EXERCISE TASK: Show every line in the records below that contains the word "conexão".

EXERCISE INPUTS:
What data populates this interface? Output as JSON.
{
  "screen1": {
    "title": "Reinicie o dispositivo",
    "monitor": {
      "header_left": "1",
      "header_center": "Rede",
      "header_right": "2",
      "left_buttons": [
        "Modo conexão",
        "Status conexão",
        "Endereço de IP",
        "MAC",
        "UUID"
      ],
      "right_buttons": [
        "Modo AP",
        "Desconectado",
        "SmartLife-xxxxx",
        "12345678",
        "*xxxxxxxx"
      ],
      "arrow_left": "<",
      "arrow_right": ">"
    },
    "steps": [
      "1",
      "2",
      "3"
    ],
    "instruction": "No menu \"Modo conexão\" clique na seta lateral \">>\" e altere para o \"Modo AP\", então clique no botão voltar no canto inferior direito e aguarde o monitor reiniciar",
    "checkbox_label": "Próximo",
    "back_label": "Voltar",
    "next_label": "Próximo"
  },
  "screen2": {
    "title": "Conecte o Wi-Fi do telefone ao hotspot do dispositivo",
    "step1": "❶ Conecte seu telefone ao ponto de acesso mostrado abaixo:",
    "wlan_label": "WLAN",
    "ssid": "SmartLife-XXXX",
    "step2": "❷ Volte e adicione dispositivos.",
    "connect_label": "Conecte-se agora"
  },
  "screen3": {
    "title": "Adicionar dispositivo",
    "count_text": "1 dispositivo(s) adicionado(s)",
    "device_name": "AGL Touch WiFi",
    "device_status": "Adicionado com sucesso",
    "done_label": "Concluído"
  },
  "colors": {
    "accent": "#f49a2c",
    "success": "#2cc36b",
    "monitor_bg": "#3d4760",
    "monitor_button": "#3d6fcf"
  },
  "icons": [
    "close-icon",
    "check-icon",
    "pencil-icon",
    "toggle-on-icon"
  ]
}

TASK RESULT:
        "Modo conexão",
        "Status conexão",
    "instruction": "No menu \"Modo conexão\" clique na seta lateral \">>\" e altere para o \"Modo AP\", então clique no botão voltar no canto inferior direito e aguarde o monitor reiniciar",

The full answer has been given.